#### What to do
Go through the listing below and gather every line with the word "сменяют".

>> BEGIN

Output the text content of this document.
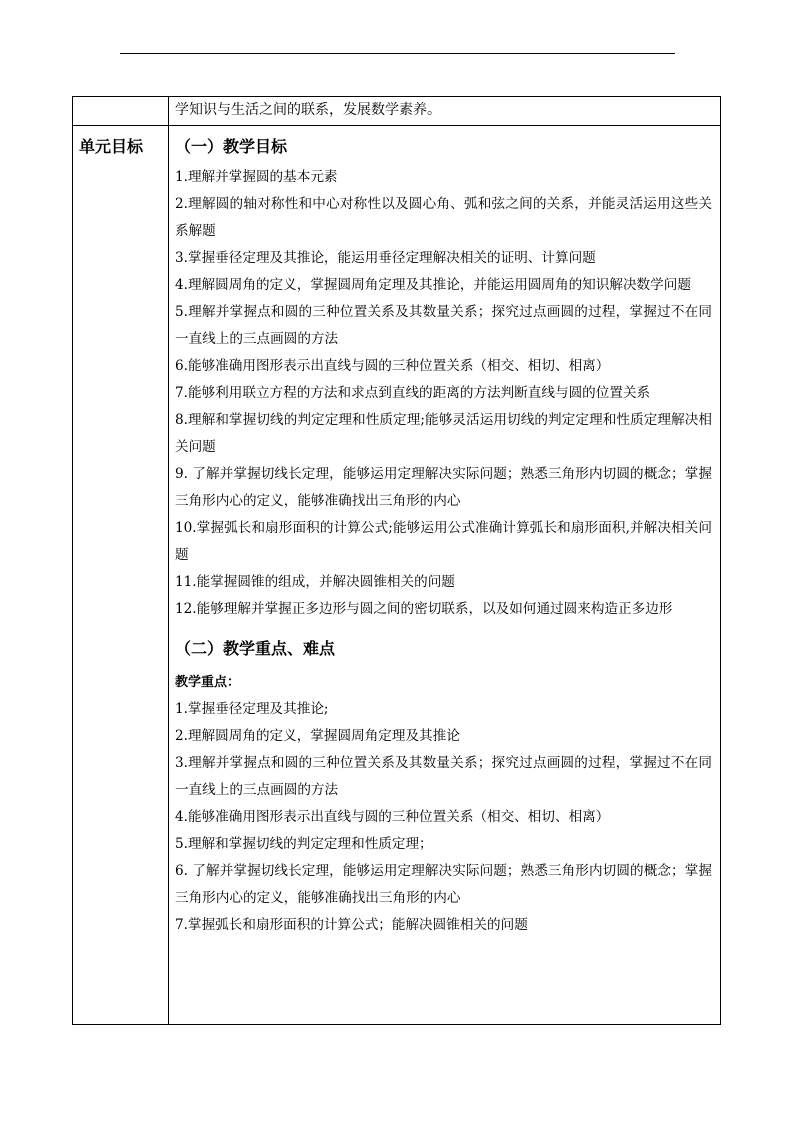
学知识与生活之间的联系，发展数学素养。

单元目标	（一）教学目标

1.理解并掌握圆的基本元素

2.理解圆的轴对称性和中心对称性以及圆心角、弧和弦之间的关系，并能灵活运用这些关系解题

3.掌握垂径定理及其推论，能运用垂径定理解决相关的证明、计算问题

4.理解圆周角的定义，掌握圆周角定理及其推论，并能运用圆周角的知识解决数学问题

5.理解并掌握点和圆的三种位置关系及其数量关系；探究过点画圆的过程，掌握过不在同一直线上的三点画圆的方法

6.能够准确用图形表示出直线与圆的三种位置关系（相交、相切、相离）

7.能够利用联立方程的方法和求点到直线的距离的方法判断直线与圆的位置关系

8.理解和掌握切线的判定定理和性质定理;能够灵活运用切线的判定定理和性质定理解决相关问题

9. 了解并掌握切线长定理，能够运用定理解决实际问题；熟悉三角形内切圆的概念；掌握三角形内心的定义，能够准确找出三角形的内心

10.掌握弧长和扇形面积的计算公式;能够运用公式准确计算弧长和扇形面积,并解决相关问题

11.能掌握圆锥的组成，并解决圆锥相关的问题

12.能够理解并掌握正多边形与圆之间的密切联系，以及如何通过圆来构造正多边形

（二）教学重点、难点

教学重点：

1.掌握垂径定理及其推论;

2.理解圆周角的定义，掌握圆周角定理及其推论

3.理解并掌握点和圆的三种位置关系及其数量关系；探究过点画圆的过程，掌握过不在同一直线上的三点画圆的方法

4.能够准确用图形表示出直线与圆的三种位置关系（相交、相切、相离）

5.理解和掌握切线的判定定理和性质定理；

6. 了解并掌握切线长定理，能够运用定理解决实际问题；熟悉三角形内切圆的概念；掌握三角形内心的定义，能够准确找出三角形的内心

7.掌握弧长和扇形面积的计算公式；能解决圆锥相关的问题
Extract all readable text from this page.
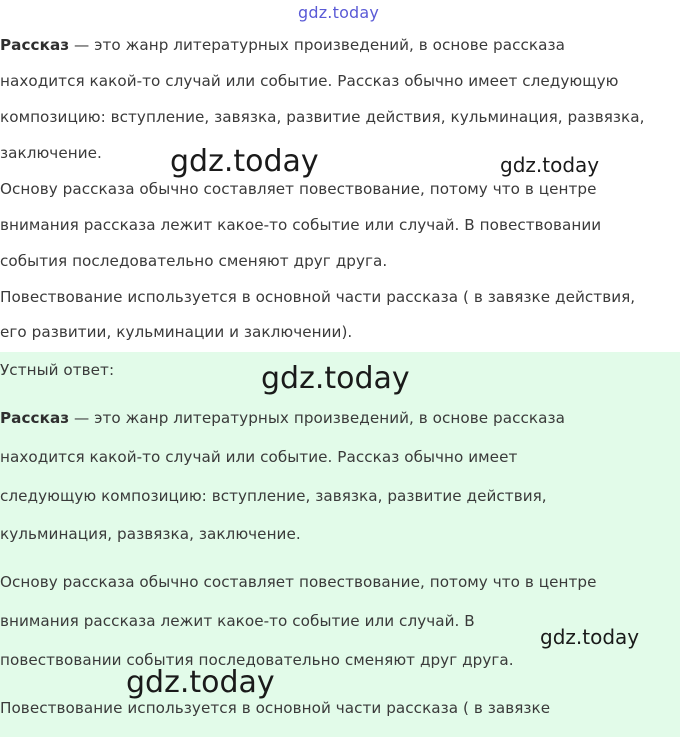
Рассказ — это жанр литературных произведений, в основе рассказа
находится какой-то случай или событие. Рассказ обычно имеет следующую
композицию: вступление, завязка, развитие действия, кульминация, развязка,
заключение.
Основу рассказа обычно составляет повествование, потому что в центре
внимания рассказа лежит какое-то событие или случай. В повествовании
события последовательно сменяют друг друга.
Повествование используется в основной части рассказа ( в завязке действия,
его развитии, кульминации и заключении).
Устный ответ:
Рассказ — это жанр литературных произведений, в основе рассказа
находится какой-то случай или событие. Рассказ обычно имеет
следующую композицию: вступление, завязка, развитие действия,
кульминация, развязка, заключение.
Основу рассказа обычно составляет повествование, потому что в центре
внимания рассказа лежит какое-то событие или случай. В
повествовании события последовательно сменяют друг друга.
Повествование используется в основной части рассказа ( в завязке
gdz.today
gdz.today	gdz.today
gdz.today
gdz.today
gdz.today
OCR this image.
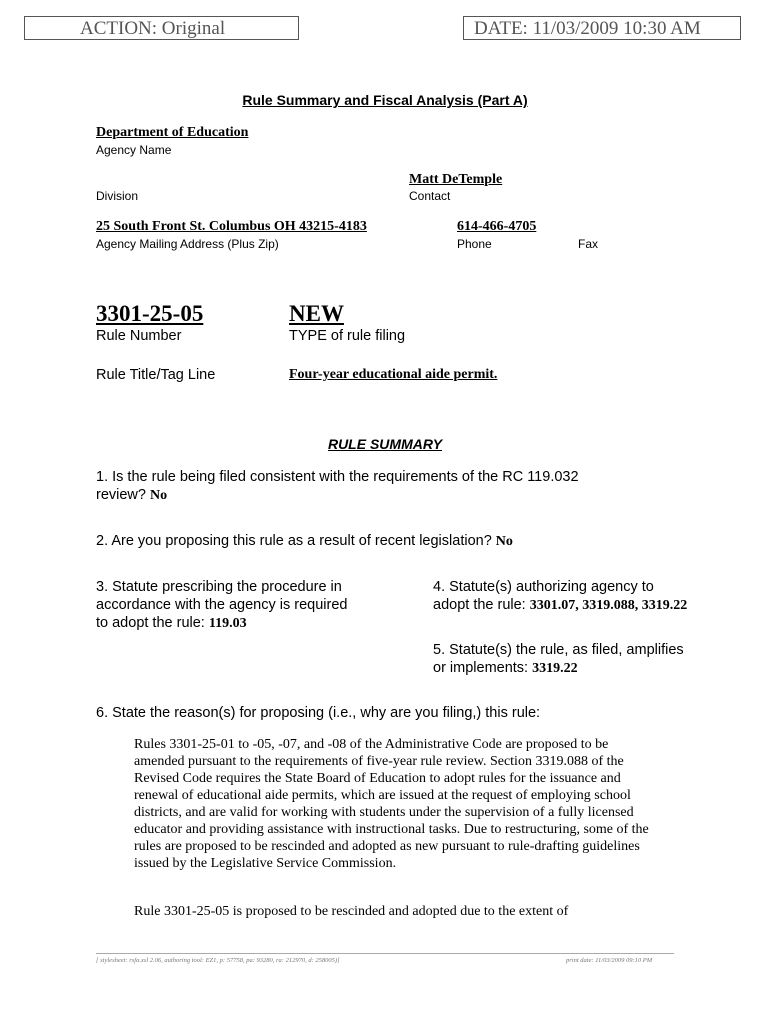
ACTION: Original	DATE: 11/03/2009 10:30 AM
Rule Summary and Fiscal Analysis (Part A)
Department of Education
Agency Name
Matt DeTemple
Division	Contact
25 South Front St. Columbus OH 43215-4183	614-466-4705
Agency Mailing Address (Plus Zip)	Phone	Fax
3301-25-05	NEW
Rule Number	TYPE of rule filing
Rule Title/Tag Line	Four-year educational aide permit.
RULE SUMMARY
1. Is the rule being filed consistent with the requirements of the RC 119.032
review? No
2. Are you proposing this rule as a result of recent legislation? No
3. Statute prescribing the procedure in
accordance with the agency is required
to adopt the rule: 119.03
4. Statute(s) authorizing agency to
adopt the rule: 3301.07, 3319.088, 3319.22
5. Statute(s) the rule, as filed, amplifies
or implements: 3319.22
6. State the reason(s) for proposing (i.e., why are you filing,) this rule:
Rules 3301-25-01 to -05, -07, and -08 of the Administrative Code are proposed to be amended pursuant to the requirements of five-year rule review. Section 3319.088 of the Revised Code requires the State Board of Education to adopt rules for the issuance and renewal of educational aide permits, which are issued at the request of employing school districts, and are valid for working with students under the supervision of a fully licensed educator and providing assistance with instructional tasks. Due to restructuring, some of the rules are proposed to be rescinded and adopted as new pursuant to rule-drafting guidelines issued by the Legislative Service Commission.
Rule 3301-25-05 is proposed to be rescinded and adopted due to the extent of
[ stylesheet: rsfa.xsl 2.06, authoring tool: EZ1, p: 57758, pa: 93280, ra: 212970, d: 258005)]	print date: 11/03/2009 09:10 PM
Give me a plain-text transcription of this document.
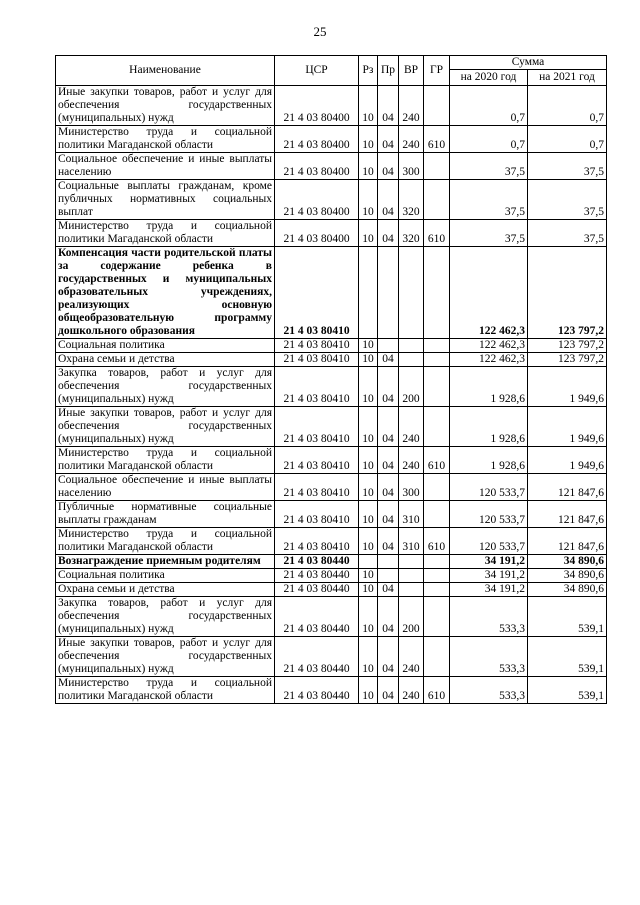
25
Наименование	ЦСР	Рз	Пр	ВР	ГР	Сумма	
						на 2020 год	на 2021 год
Иные закупки товаров, работ и услуг для обеспечения государственных (муниципальных) нужд	21 4 03 80400	10	04	240		0,7	0,7
Министерство труда и социальной политики Магаданской области	21 4 03 80400	10	04	240	610	0,7	0,7
Социальное обеспечение и иные выплаты населению	21 4 03 80400	10	04	300		37,5	37,5
Социальные выплаты гражданам, кроме публичных нормативных социальных выплат	21 4 03 80400	10	04	320		37,5	37,5
Министерство труда и социальной политики Магаданской области	21 4 03 80400	10	04	320	610	37,5	37,5
Компенсация части родительской платы за содержание ребенка в государственных и муниципальных образовательных учреждениях, реализующих основную общеобразовательную программу дошкольного образования	21 4 03 80410					122 462,3	123 797,2
Социальная политика	21 4 03 80410	10				122 462,3	123 797,2
Охрана семьи и детства	21 4 03 80410	10	04			122 462,3	123 797,2
Закупка товаров, работ и услуг для обеспечения государственных (муниципальных) нужд	21 4 03 80410	10	04	200		1 928,6	1 949,6
Иные закупки товаров, работ и услуг для обеспечения государственных (муниципальных) нужд	21 4 03 80410	10	04	240		1 928,6	1 949,6
Министерство труда и социальной политики Магаданской области	21 4 03 80410	10	04	240	610	1 928,6	1 949,6
Социальное обеспечение и иные выплаты населению	21 4 03 80410	10	04	300		120 533,7	121 847,6
Публичные нормативные социальные выплаты гражданам	21 4 03 80410	10	04	310		120 533,7	121 847,6
Министерство труда и социальной политики Магаданской области	21 4 03 80410	10	04	310	610	120 533,7	121 847,6
Вознаграждение приемным родителям	21 4 03 80440					34 191,2	34 890,6
Социальная политика	21 4 03 80440	10				34 191,2	34 890,6
Охрана семьи и детства	21 4 03 80440	10	04			34 191,2	34 890,6
Закупка товаров, работ и услуг для обеспечения государственных (муниципальных) нужд	21 4 03 80440	10	04	200		533,3	539,1
Иные закупки товаров, работ и услуг для обеспечения государственных (муниципальных) нужд	21 4 03 80440	10	04	240		533,3	539,1
Министерство труда и социальной политики Магаданской области	21 4 03 80440	10	04	240	610	533,3	539,1
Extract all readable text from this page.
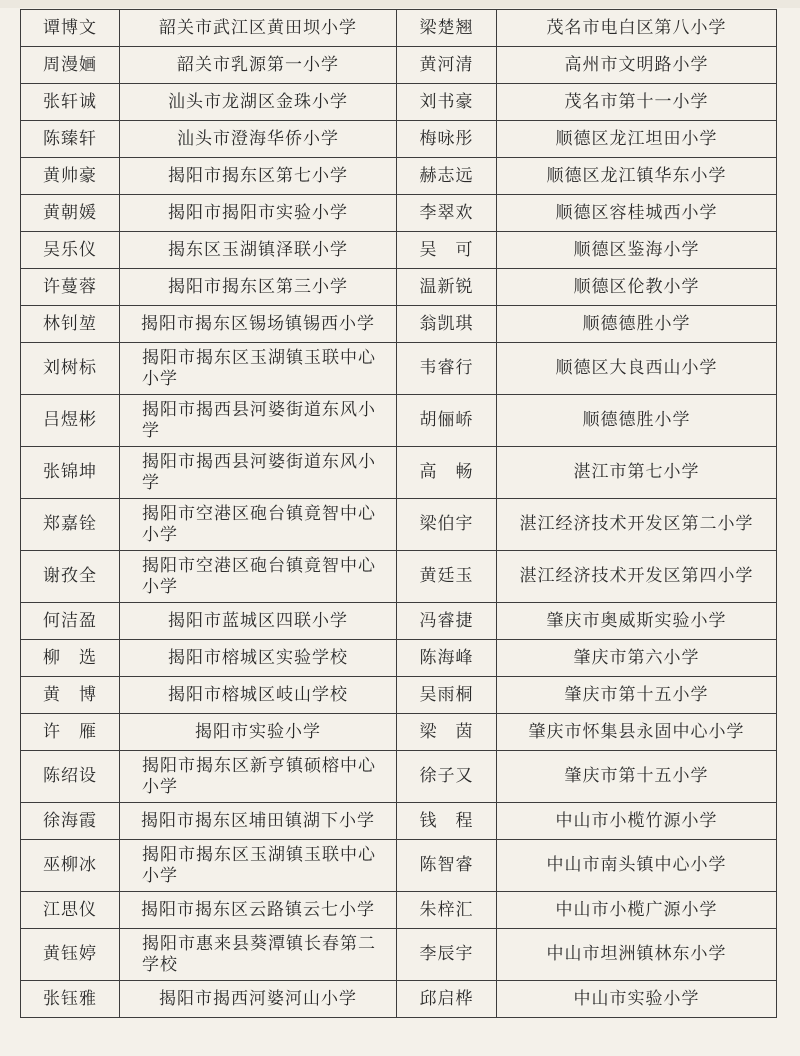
谭博文	韶关市武江区黄田坝小学	梁楚翘	茂名市电白区第八小学
周漫婳	韶关市乳源第一小学	黄河清	高州市文明路小学
张轩诚	汕头市龙湖区金珠小学	刘书豪	茂名市第十一小学
陈臻轩	汕头市澄海华侨小学	梅咏彤	顺德区龙江坦田小学
黄帅豪	揭阳市揭东区第七小学	赫志远	顺德区龙江镇华东小学
黄朝媛	揭阳市揭阳市实验小学	李翠欢	顺德区容桂城西小学
吴乐仪	揭东区玉湖镇泽联小学	吴　可	顺德区鉴海小学
许蔓蓉	揭阳市揭东区第三小学	温新锐	顺德区伦教小学
林钊堃	揭阳市揭东区锡场镇锡西小学	翁凯琪	顺德德胜小学
刘树标	揭阳市揭东区玉湖镇玉联中心小学	韦睿行	顺德区大良西山小学
吕煜彬	揭阳市揭西县河婆街道东风小学	胡俪峤	顺德德胜小学
张锦坤	揭阳市揭西县河婆街道东风小学	高　畅	湛江市第七小学
郑嘉铨	揭阳市空港区砲台镇竟智中心小学	梁伯宇	湛江经济技术开发区第二小学
谢孜全	揭阳市空港区砲台镇竟智中心小学	黄廷玉	湛江经济技术开发区第四小学
何洁盈	揭阳市蓝城区四联小学	冯睿捷	肇庆市奥威斯实验小学
柳　选	揭阳市榕城区实验学校	陈海峰	肇庆市第六小学
黄　博	揭阳市榕城区岐山学校	吴雨桐	肇庆市第十五小学
许　雁	揭阳市实验小学	梁　茵	肇庆市怀集县永固中心小学
陈绍设	揭阳市揭东区新亨镇硕榕中心小学	徐子又	肇庆市第十五小学
徐海霞	揭阳市揭东区埔田镇湖下小学	钱　程	中山市小榄竹源小学
巫柳冰	揭阳市揭东区玉湖镇玉联中心小学	陈智睿	中山市南头镇中心小学
江思仪	揭阳市揭东区云路镇云七小学	朱梓汇	中山市小榄广源小学
黄钰婷	揭阳市惠来县葵潭镇长春第二学校	李辰宇	中山市坦洲镇林东小学
张钰雅	揭阳市揭西河婆河山小学	邱启桦	中山市实验小学
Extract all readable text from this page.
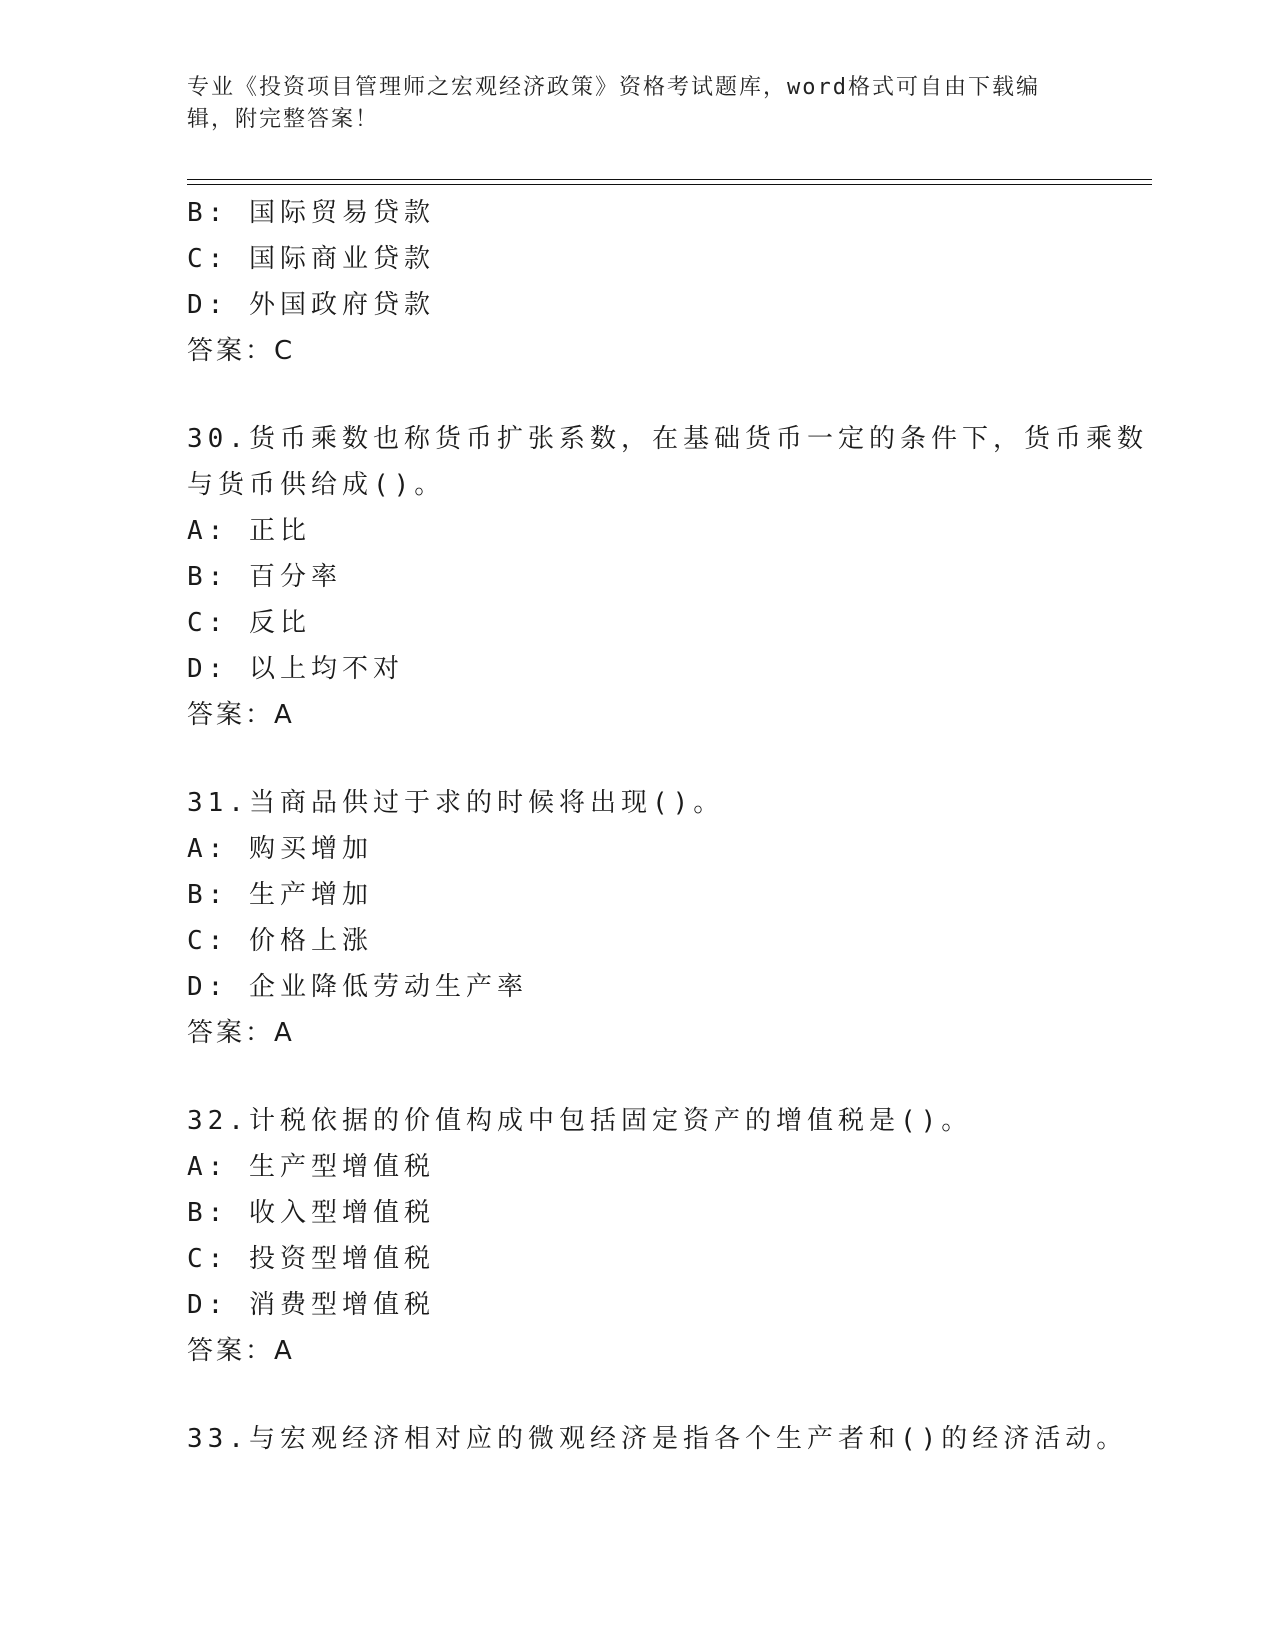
专业《投资项目管理师之宏观经济政策》资格考试题库，word格式可自由下载编
辑，附完整答案！
B: 国际贸易贷款
C: 国际商业贷款
D: 外国政府贷款
答案：C
30.货币乘数也称货币扩张系数，在基础货币一定的条件下，货币乘数
与货币供给成()。
A: 正比
B: 百分率
C: 反比
D: 以上均不对
答案：A
31.当商品供过于求的时候将出现()。
A: 购买增加
B: 生产增加
C: 价格上涨
D: 企业降低劳动生产率
答案：A
32.计税依据的价值构成中包括固定资产的增值税是()。
A: 生产型增值税
B: 收入型增值税
C: 投资型增值税
D: 消费型增值税
答案：A
33.与宏观经济相对应的微观经济是指各个生产者和()的经济活动。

>> END

#### Answer below
события последовательно сменяют друг друга.
повествовании события последовательно сменяют друг друга.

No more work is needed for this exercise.